# Problem to solve
Return each line of the material verbatim.

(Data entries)
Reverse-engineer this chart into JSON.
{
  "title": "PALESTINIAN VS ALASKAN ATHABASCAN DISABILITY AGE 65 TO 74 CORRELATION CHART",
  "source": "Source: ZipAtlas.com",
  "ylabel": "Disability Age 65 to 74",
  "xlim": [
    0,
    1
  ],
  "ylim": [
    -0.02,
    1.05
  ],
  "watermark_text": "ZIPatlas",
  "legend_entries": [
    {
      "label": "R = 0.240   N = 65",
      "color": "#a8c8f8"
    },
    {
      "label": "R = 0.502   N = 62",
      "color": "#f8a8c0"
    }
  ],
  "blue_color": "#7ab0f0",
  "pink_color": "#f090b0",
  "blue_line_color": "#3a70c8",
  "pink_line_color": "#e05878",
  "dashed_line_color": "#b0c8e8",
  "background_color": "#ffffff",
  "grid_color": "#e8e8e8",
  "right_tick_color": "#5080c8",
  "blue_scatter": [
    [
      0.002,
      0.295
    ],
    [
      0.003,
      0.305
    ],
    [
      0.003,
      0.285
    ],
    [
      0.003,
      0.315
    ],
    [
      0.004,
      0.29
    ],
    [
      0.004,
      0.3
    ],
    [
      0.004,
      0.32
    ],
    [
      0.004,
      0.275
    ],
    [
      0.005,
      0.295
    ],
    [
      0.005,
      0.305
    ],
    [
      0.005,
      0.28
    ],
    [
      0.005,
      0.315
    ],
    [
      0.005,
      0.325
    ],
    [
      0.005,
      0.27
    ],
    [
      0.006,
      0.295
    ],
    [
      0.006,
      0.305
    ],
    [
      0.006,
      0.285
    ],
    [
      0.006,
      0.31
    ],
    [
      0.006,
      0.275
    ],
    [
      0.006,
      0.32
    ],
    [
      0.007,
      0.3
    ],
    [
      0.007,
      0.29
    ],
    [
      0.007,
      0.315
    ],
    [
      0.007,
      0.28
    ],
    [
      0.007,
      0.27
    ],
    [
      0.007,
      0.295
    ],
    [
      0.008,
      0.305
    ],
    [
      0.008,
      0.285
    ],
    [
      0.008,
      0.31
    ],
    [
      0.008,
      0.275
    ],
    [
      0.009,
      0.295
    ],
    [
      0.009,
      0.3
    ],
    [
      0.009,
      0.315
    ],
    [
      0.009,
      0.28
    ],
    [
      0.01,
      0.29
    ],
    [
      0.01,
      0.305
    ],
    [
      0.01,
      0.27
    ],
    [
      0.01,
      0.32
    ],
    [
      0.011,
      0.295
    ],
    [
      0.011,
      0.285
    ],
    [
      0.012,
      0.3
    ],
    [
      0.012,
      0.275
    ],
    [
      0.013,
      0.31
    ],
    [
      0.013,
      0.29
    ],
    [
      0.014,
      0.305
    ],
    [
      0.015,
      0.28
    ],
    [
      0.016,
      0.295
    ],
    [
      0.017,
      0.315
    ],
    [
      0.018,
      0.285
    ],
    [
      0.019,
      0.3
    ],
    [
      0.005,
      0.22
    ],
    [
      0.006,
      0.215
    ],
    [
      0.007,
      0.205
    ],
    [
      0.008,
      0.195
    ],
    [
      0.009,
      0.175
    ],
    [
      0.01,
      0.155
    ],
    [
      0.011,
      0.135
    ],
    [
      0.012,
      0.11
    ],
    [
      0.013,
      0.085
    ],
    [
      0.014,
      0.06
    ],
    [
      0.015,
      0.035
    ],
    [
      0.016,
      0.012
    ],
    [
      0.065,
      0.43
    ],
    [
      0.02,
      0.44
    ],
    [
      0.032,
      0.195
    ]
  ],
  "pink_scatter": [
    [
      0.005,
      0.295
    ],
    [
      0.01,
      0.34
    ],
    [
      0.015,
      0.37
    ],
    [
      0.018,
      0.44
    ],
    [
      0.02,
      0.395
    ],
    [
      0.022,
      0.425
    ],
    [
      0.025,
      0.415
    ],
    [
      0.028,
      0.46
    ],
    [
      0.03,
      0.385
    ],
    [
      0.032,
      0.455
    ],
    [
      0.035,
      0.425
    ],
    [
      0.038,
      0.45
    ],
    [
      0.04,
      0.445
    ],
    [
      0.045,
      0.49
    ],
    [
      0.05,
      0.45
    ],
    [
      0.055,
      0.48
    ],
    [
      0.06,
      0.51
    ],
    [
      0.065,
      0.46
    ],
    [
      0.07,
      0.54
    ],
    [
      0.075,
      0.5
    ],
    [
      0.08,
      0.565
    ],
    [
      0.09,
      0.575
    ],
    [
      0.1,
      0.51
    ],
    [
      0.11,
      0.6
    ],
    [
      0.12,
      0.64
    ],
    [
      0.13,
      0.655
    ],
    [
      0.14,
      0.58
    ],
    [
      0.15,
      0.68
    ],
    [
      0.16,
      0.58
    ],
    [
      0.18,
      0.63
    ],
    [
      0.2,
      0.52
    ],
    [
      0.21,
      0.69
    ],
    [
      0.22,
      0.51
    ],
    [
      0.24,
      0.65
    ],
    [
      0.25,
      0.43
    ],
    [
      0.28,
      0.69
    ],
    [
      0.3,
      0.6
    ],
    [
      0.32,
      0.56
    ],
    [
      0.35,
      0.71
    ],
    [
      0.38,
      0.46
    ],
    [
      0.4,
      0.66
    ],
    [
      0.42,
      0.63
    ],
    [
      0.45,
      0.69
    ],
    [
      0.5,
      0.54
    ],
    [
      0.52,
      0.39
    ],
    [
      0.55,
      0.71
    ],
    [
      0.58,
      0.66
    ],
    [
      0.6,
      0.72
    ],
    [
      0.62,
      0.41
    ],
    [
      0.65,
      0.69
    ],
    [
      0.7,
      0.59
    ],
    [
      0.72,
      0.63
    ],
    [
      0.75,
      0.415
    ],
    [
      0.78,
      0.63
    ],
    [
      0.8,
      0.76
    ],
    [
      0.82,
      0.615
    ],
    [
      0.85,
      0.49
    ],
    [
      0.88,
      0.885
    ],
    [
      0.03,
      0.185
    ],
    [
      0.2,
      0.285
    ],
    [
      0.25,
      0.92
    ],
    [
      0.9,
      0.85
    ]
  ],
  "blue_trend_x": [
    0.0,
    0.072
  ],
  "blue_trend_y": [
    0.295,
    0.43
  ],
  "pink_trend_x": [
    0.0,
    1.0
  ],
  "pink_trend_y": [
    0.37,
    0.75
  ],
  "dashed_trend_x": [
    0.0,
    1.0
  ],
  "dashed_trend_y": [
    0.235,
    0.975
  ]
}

# Solution for this problem
Reverse-engineer this chart into JSON.
{
  "title": "PALESTINIAN VS ALASKAN ATHABASCAN DISABILITY AGE 65 TO 74 CORRELATION CHART",
  "source": "Source: ZipAtlas.com",
  "ylabel": "Disability Age 65 to 74",
  "xlim": [
    0,
    1
  ],
  "ylim": [
    -0.02,
    1.05
  ],
  "watermark_text": "ZIPatlas",
  "legend_entries": [
    {
      "label": "R = 0.240   N = 65",
      "color": "#a8c8f8"
    },
    {
      "label": "R = 0.502   N = 62",
      "color": "#f8a8c0"
    }
  ],
  "blue_color": "#7ab0f0",
  "pink_color": "#f090b0",
  "blue_line_color": "#3a70c8",
  "pink_line_color": "#e05878",
  "dashed_line_color": "#b0c8e8",
  "background_color": "#ffffff",
  "grid_color": "#e8e8e8",
  "right_tick_color": "#5080c8",
  "blue_scatter": [
    [
      0.002,
      0.295
    ],
    [
      0.003,
      0.305
    ],
    [
      0.003,
      0.285
    ],
    [
      0.003,
      0.315
    ],
    [
      0.004,
      0.29
    ],
    [
      0.004,
      0.3
    ],
    [
      0.004,
      0.32
    ],
    [
      0.004,
      0.275
    ],
    [
      0.005,
      0.295
    ],
    [
      0.005,
      0.305
    ],
    [
      0.005,
      0.28
    ],
    [
      0.005,
      0.315
    ],
    [
      0.005,
      0.325
    ],
    [
      0.005,
      0.27
    ],
    [
      0.006,
      0.295
    ],
    [
      0.006,
      0.305
    ],
    [
      0.006,
      0.285
    ],
    [
      0.006,
      0.31
    ],
    [
      0.006,
      0.275
    ],
    [
      0.006,
      0.32
    ],
    [
      0.007,
      0.3
    ],
    [
      0.007,
      0.29
    ],
    [
      0.007,
      0.315
    ],
    [
      0.007,
      0.28
    ],
    [
      0.007,
      0.27
    ],
    [
      0.007,
      0.295
    ],
    [
      0.008,
      0.305
    ],
    [
      0.008,
      0.285
    ],
    [
      0.008,
      0.31
    ],
    [
      0.008,
      0.275
    ],
    [
      0.009,
      0.295
    ],
    [
      0.009,
      0.3
    ],
    [
      0.009,
      0.315
    ],
    [
      0.009,
      0.28
    ],
    [
      0.01,
      0.29
    ],
    [
      0.01,
      0.305
    ],
    [
      0.01,
      0.27
    ],
    [
      0.01,
      0.32
    ],
    [
      0.011,
      0.295
    ],
    [
      0.011,
      0.285
    ],
    [
      0.012,
      0.3
    ],
    [
      0.012,
      0.275
    ],
    [
      0.013,
      0.31
    ],
    [
      0.013,
      0.29
    ],
    [
      0.014,
      0.305
    ],
    [
      0.015,
      0.28
    ],
    [
      0.016,
      0.295
    ],
    [
      0.017,
      0.315
    ],
    [
      0.018,
      0.285
    ],
    [
      0.019,
      0.3
    ],
    [
      0.005,
      0.22
    ],
    [
      0.006,
      0.215
    ],
    [
      0.007,
      0.205
    ],
    [
      0.008,
      0.195
    ],
    [
      0.009,
      0.175
    ],
    [
      0.01,
      0.155
    ],
    [
      0.011,
      0.135
    ],
    [
      0.012,
      0.11
    ],
    [
      0.013,
      0.085
    ],
    [
      0.014,
      0.06
    ],
    [
      0.015,
      0.035
    ],
    [
      0.016,
      0.012
    ],
    [
      0.065,
      0.43
    ],
    [
      0.02,
      0.44
    ],
    [
      0.032,
      0.195
    ]
  ],
  "pink_scatter": [
    [
      0.005,
      0.295
    ],
    [
      0.01,
      0.34
    ],
    [
      0.015,
      0.37
    ],
    [
      0.018,
      0.44
    ],
    [
      0.02,
      0.395
    ],
    [
      0.022,
      0.425
    ],
    [
      0.025,
      0.415
    ],
    [
      0.028,
      0.46
    ],
    [
      0.03,
      0.385
    ],
    [
      0.032,
      0.455
    ],
    [
      0.035,
      0.425
    ],
    [
      0.038,
      0.45
    ],
    [
      0.04,
      0.445
    ],
    [
      0.045,
      0.49
    ],
    [
      0.05,
      0.45
    ],
    [
      0.055,
      0.48
    ],
    [
      0.06,
      0.51
    ],
    [
      0.065,
      0.46
    ],
    [
      0.07,
      0.54
    ],
    [
      0.075,
      0.5
    ],
    [
      0.08,
      0.565
    ],
    [
      0.09,
      0.575
    ],
    [
      0.1,
      0.51
    ],
    [
      0.11,
      0.6
    ],
    [
      0.12,
      0.64
    ],
    [
      0.13,
      0.655
    ],
    [
      0.14,
      0.58
    ],
    [
      0.15,
      0.68
    ],
    [
      0.16,
      0.58
    ],
    [
      0.18,
      0.63
    ],
    [
      0.2,
      0.52
    ],
    [
      0.21,
      0.69
    ],
    [
      0.22,
      0.51
    ],
    [
      0.24,
      0.65
    ],
    [
      0.25,
      0.43
    ],
    [
      0.28,
      0.69
    ],
    [
      0.3,
      0.6
    ],
    [
      0.32,
      0.56
    ],
    [
      0.35,
      0.71
    ],
    [
      0.38,
      0.46
    ],
    [
      0.4,
      0.66
    ],
    [
      0.42,
      0.63
    ],
    [
      0.45,
      0.69
    ],
    [
      0.5,
      0.54
    ],
    [
      0.52,
      0.39
    ],
    [
      0.55,
      0.71
    ],
    [
      0.58,
      0.66
    ],
    [
      0.6,
      0.72
    ],
    [
      0.62,
      0.41
    ],
    [
      0.65,
      0.69
    ],
    [
      0.7,
      0.59
    ],
    [
      0.72,
      0.63
    ],
    [
      0.75,
      0.415
    ],
    [
      0.78,
      0.63
    ],
    [
      0.8,
      0.76
    ],
    [
      0.82,
      0.615
    ],
    [
      0.85,
      0.49
    ],
    [
      0.88,
      0.885
    ],
    [
      0.03,
      0.185
    ],
    [
      0.2,
      0.285
    ],
    [
      0.25,
      0.92
    ],
    [
      0.9,
      0.85
    ]
  ],
  "blue_trend_x": [
    0.0,
    0.072
  ],
  "blue_trend_y": [
    0.295,
    0.43
  ],
  "pink_trend_x": [
    0.0,
    1.0
  ],
  "pink_trend_y": [
    0.37,
    0.75
  ],
  "dashed_trend_x": [
    0.0,
    1.0
  ],
  "dashed_trend_y": [
    0.235,
    0.975
  ]
}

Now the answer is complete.